## REQUIRED WORK
Search the material below for the word "this" and copy every line in which it occurs.

A run of records:
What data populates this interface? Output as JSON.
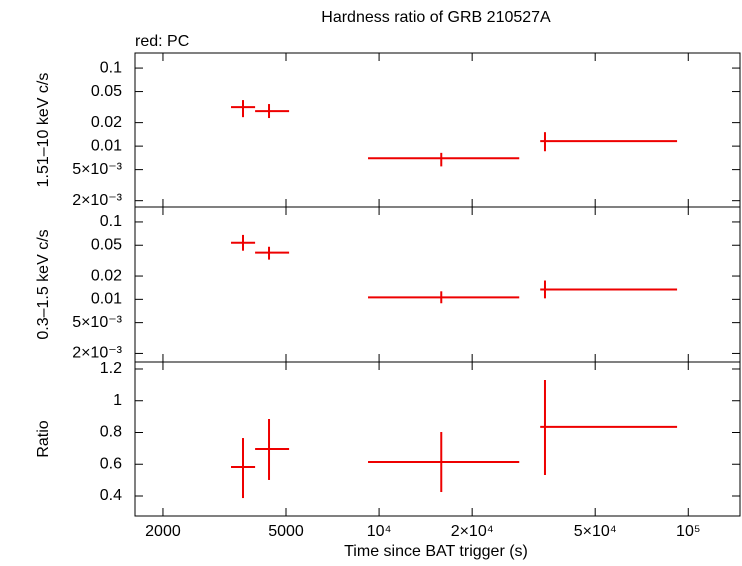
{
  "chart_data": [
    {
      "type": "errorbar",
      "title": "Hardness ratio of GRB 210527A",
      "annotation": "red: PC",
      "y_label": "1.51–10 keV c/s",
      "x_log": true,
      "y_log": true,
      "xlim": [
        1624,
        147000
      ],
      "ylim": [
        0.00166,
        0.156
      ],
      "yticks": [
        0.1,
        0.05,
        0.02,
        0.01,
        {
          "value": 0.005,
          "label": "5×10⁻³"
        },
        {
          "value": 0.002,
          "label": "2×10⁻³"
        }
      ],
      "series": [
        {
          "name": "PC",
          "color": "#ee0000",
          "x": [
            3630,
            4406,
            15890,
            34400
          ],
          "xlow": [
            3320,
            3972,
            9210,
            33200
          ],
          "xhigh": [
            3972,
            5117,
            28400,
            92000
          ],
          "y": [
            0.0316,
            0.0281,
            0.007,
            0.0116
          ],
          "ylow": [
            0.0235,
            0.0229,
            0.0055,
            0.0086
          ],
          "yhigh": [
            0.0389,
            0.0346,
            0.0082,
            0.0151
          ]
        }
      ]
    },
    {
      "type": "errorbar",
      "y_label": "0.3–1.5 keV c/s",
      "x_log": true,
      "y_log": true,
      "xlim": [
        1624,
        147000
      ],
      "ylim": [
        0.00155,
        0.156
      ],
      "yticks": [
        0.1,
        0.05,
        0.02,
        0.01,
        {
          "value": 0.005,
          "label": "5×10⁻³"
        },
        {
          "value": 0.002,
          "label": "2×10⁻³"
        }
      ],
      "series": [
        {
          "name": "PC",
          "color": "#ee0000",
          "x": [
            3630,
            4406,
            15890,
            34400
          ],
          "xlow": [
            3320,
            3972,
            9210,
            33200
          ],
          "xhigh": [
            3972,
            5117,
            28400,
            92000
          ],
          "y": [
            0.0538,
            0.0401,
            0.0106,
            0.0134
          ],
          "ylow": [
            0.0425,
            0.0326,
            0.0089,
            0.0103
          ],
          "yhigh": [
            0.068,
            0.0478,
            0.0127,
            0.0175
          ]
        }
      ]
    },
    {
      "type": "errorbar",
      "y_label": "Ratio",
      "x_label": "Time since BAT trigger (s)",
      "x_log": true,
      "y_log": false,
      "xlim": [
        1624,
        147000
      ],
      "ylim": [
        0.274,
        1.244
      ],
      "yticks": [
        0.4,
        0.6,
        0.8,
        1,
        1.2
      ],
      "xticks": [
        2000,
        5000,
        {
          "value": 10000,
          "label": "10⁴"
        },
        {
          "value": 20000,
          "label": "2×10⁴"
        },
        {
          "value": 50000,
          "label": "5×10⁴"
        },
        {
          "value": 100000,
          "label": "10⁵"
        }
      ],
      "series": [
        {
          "name": "PC",
          "color": "#ee0000",
          "x": [
            3630,
            4406,
            15890,
            34400
          ],
          "xlow": [
            3320,
            3972,
            9210,
            33200
          ],
          "xhigh": [
            3972,
            5117,
            28400,
            92000
          ],
          "y": [
            0.583,
            0.696,
            0.614,
            0.835
          ],
          "ylow": [
            0.387,
            0.501,
            0.425,
            0.532
          ],
          "yhigh": [
            0.765,
            0.885,
            0.803,
            1.131
          ]
        }
      ]
    }
  ]
}
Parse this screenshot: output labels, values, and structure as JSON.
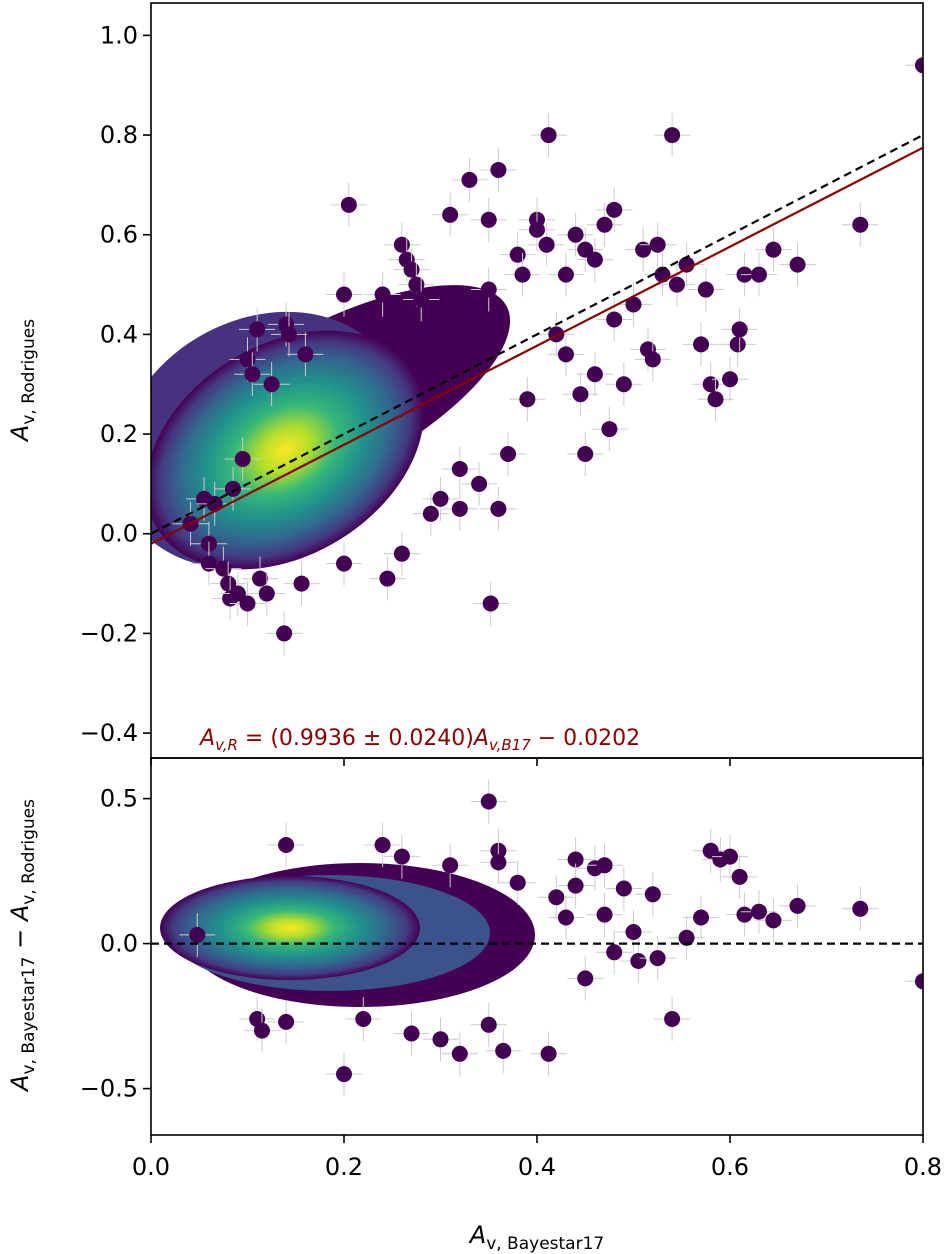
{
  "chart_data": [
    {
      "id": "top",
      "type": "scatter",
      "title": "",
      "xlabel": "",
      "ylabel_main": "A",
      "ylabel_sub": "v, Rodrigues",
      "xlim": [
        0.0,
        0.8
      ],
      "ylim": [
        -0.45,
        1.065
      ],
      "xticks": [
        0.0,
        0.2,
        0.4,
        0.6,
        0.8
      ],
      "yticks": [
        -0.4,
        -0.2,
        0.0,
        0.2,
        0.4,
        0.6,
        0.8,
        1.0
      ],
      "ytick_labels": [
        "−0.4",
        "−0.2",
        "0.0",
        "0.2",
        "0.4",
        "0.6",
        "0.8",
        "1.0"
      ],
      "show_xtick_labels": false,
      "colormap": "viridis (point density)",
      "errorbar_color": "#cccccc",
      "point_color_low_density": "#440154",
      "lines": [
        {
          "name": "one-to-one",
          "style": "dashed",
          "color": "#000000",
          "slope": 1.0,
          "intercept": 0.0
        },
        {
          "name": "linear-fit",
          "style": "solid",
          "color": "#8b0000",
          "slope": 0.9936,
          "intercept": -0.0202
        }
      ],
      "annotation": {
        "lhs_main": "A",
        "lhs_sub": "v,R",
        "middle": " = (0.9936 ± 0.0240)",
        "rhs_main": "A",
        "rhs_sub": "v,B17",
        "tail": " − 0.0202",
        "color": "#8b0000"
      },
      "outliers": [
        [
          0.041,
          0.02
        ],
        [
          0.055,
          0.07
        ],
        [
          0.06,
          -0.02
        ],
        [
          0.06,
          -0.06
        ],
        [
          0.066,
          0.06
        ],
        [
          0.075,
          -0.07
        ],
        [
          0.08,
          -0.1
        ],
        [
          0.082,
          -0.13
        ],
        [
          0.085,
          0.09
        ],
        [
          0.09,
          -0.12
        ],
        [
          0.095,
          0.15
        ],
        [
          0.1,
          -0.14
        ],
        [
          0.1,
          0.35
        ],
        [
          0.105,
          0.32
        ],
        [
          0.11,
          0.41
        ],
        [
          0.113,
          -0.09
        ],
        [
          0.12,
          -0.12
        ],
        [
          0.125,
          0.3
        ],
        [
          0.138,
          -0.2
        ],
        [
          0.14,
          0.42
        ],
        [
          0.143,
          0.4
        ],
        [
          0.156,
          -0.1
        ],
        [
          0.16,
          0.36
        ],
        [
          0.2,
          0.48
        ],
        [
          0.2,
          -0.06
        ],
        [
          0.205,
          0.66
        ],
        [
          0.24,
          0.48
        ],
        [
          0.245,
          -0.09
        ],
        [
          0.26,
          0.58
        ],
        [
          0.26,
          -0.04
        ],
        [
          0.265,
          0.55
        ],
        [
          0.27,
          0.53
        ],
        [
          0.275,
          0.5
        ],
        [
          0.28,
          0.47
        ],
        [
          0.29,
          0.04
        ],
        [
          0.3,
          0.07
        ],
        [
          0.31,
          0.64
        ],
        [
          0.32,
          0.13
        ],
        [
          0.32,
          0.05
        ],
        [
          0.33,
          0.71
        ],
        [
          0.34,
          0.1
        ],
        [
          0.35,
          0.63
        ],
        [
          0.35,
          0.49
        ],
        [
          0.352,
          -0.14
        ],
        [
          0.36,
          0.73
        ],
        [
          0.36,
          0.05
        ],
        [
          0.37,
          0.16
        ],
        [
          0.38,
          0.56
        ],
        [
          0.385,
          0.52
        ],
        [
          0.39,
          0.27
        ],
        [
          0.4,
          0.63
        ],
        [
          0.4,
          0.61
        ],
        [
          0.41,
          0.58
        ],
        [
          0.412,
          0.8
        ],
        [
          0.42,
          0.4
        ],
        [
          0.43,
          0.36
        ],
        [
          0.43,
          0.52
        ],
        [
          0.44,
          0.6
        ],
        [
          0.445,
          0.28
        ],
        [
          0.45,
          0.57
        ],
        [
          0.45,
          0.16
        ],
        [
          0.46,
          0.55
        ],
        [
          0.46,
          0.32
        ],
        [
          0.47,
          0.62
        ],
        [
          0.475,
          0.21
        ],
        [
          0.48,
          0.65
        ],
        [
          0.48,
          0.43
        ],
        [
          0.49,
          0.3
        ],
        [
          0.5,
          0.46
        ],
        [
          0.51,
          0.57
        ],
        [
          0.515,
          0.37
        ],
        [
          0.52,
          0.35
        ],
        [
          0.525,
          0.58
        ],
        [
          0.53,
          0.52
        ],
        [
          0.54,
          0.8
        ],
        [
          0.545,
          0.5
        ],
        [
          0.555,
          0.54
        ],
        [
          0.57,
          0.38
        ],
        [
          0.575,
          0.49
        ],
        [
          0.58,
          0.3
        ],
        [
          0.585,
          0.27
        ],
        [
          0.6,
          0.31
        ],
        [
          0.608,
          0.38
        ],
        [
          0.61,
          0.41
        ],
        [
          0.615,
          0.52
        ],
        [
          0.63,
          0.52
        ],
        [
          0.645,
          0.57
        ],
        [
          0.67,
          0.54
        ],
        [
          0.735,
          0.62
        ],
        [
          0.8,
          0.94
        ]
      ]
    },
    {
      "id": "bottom",
      "type": "scatter",
      "title": "",
      "xlabel_main": "A",
      "xlabel_sub": "v, Bayestar17",
      "ylabel_main": "A",
      "ylabel_sub1": "v, Bayestar17",
      "ylabel_mid": " − ",
      "ylabel_main2": "A",
      "ylabel_sub2": "v, Rodrigues",
      "xlim": [
        0.0,
        0.8
      ],
      "ylim": [
        -0.66,
        0.64
      ],
      "xticks": [
        0.0,
        0.2,
        0.4,
        0.6,
        0.8
      ],
      "xtick_labels": [
        "0.0",
        "0.2",
        "0.4",
        "0.6",
        "0.8"
      ],
      "yticks": [
        -0.5,
        0.0,
        0.5
      ],
      "ytick_labels": [
        "−0.5",
        "0.0",
        "0.5"
      ],
      "colormap": "viridis (point density)",
      "errorbar_color": "#cccccc",
      "point_color_low_density": "#440154",
      "lines": [
        {
          "name": "zero-line",
          "style": "dashed",
          "color": "#000000",
          "y": 0.0
        }
      ],
      "outliers": [
        [
          0.048,
          0.03
        ],
        [
          0.11,
          -0.26
        ],
        [
          0.115,
          -0.3
        ],
        [
          0.14,
          0.34
        ],
        [
          0.14,
          -0.27
        ],
        [
          0.2,
          -0.45
        ],
        [
          0.22,
          -0.26
        ],
        [
          0.24,
          0.34
        ],
        [
          0.26,
          0.3
        ],
        [
          0.27,
          -0.31
        ],
        [
          0.3,
          -0.33
        ],
        [
          0.31,
          0.27
        ],
        [
          0.32,
          -0.38
        ],
        [
          0.35,
          0.49
        ],
        [
          0.35,
          -0.28
        ],
        [
          0.36,
          0.32
        ],
        [
          0.36,
          0.28
        ],
        [
          0.365,
          -0.37
        ],
        [
          0.38,
          0.21
        ],
        [
          0.412,
          -0.38
        ],
        [
          0.42,
          0.16
        ],
        [
          0.43,
          0.09
        ],
        [
          0.44,
          0.29
        ],
        [
          0.44,
          0.2
        ],
        [
          0.45,
          -0.12
        ],
        [
          0.46,
          0.26
        ],
        [
          0.47,
          0.27
        ],
        [
          0.47,
          0.1
        ],
        [
          0.48,
          -0.03
        ],
        [
          0.49,
          0.19
        ],
        [
          0.5,
          0.04
        ],
        [
          0.505,
          -0.06
        ],
        [
          0.52,
          0.17
        ],
        [
          0.525,
          -0.05
        ],
        [
          0.54,
          -0.26
        ],
        [
          0.555,
          0.02
        ],
        [
          0.57,
          0.09
        ],
        [
          0.58,
          0.32
        ],
        [
          0.59,
          0.29
        ],
        [
          0.6,
          0.3
        ],
        [
          0.61,
          0.23
        ],
        [
          0.615,
          0.1
        ],
        [
          0.63,
          0.11
        ],
        [
          0.645,
          0.08
        ],
        [
          0.67,
          0.13
        ],
        [
          0.735,
          0.12
        ],
        [
          0.8,
          -0.13
        ]
      ]
    }
  ]
}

## IN RESPONSE
What data populates this interface? Output as JSON.
Parse this screenshot: output labels, values, and structure as JSON.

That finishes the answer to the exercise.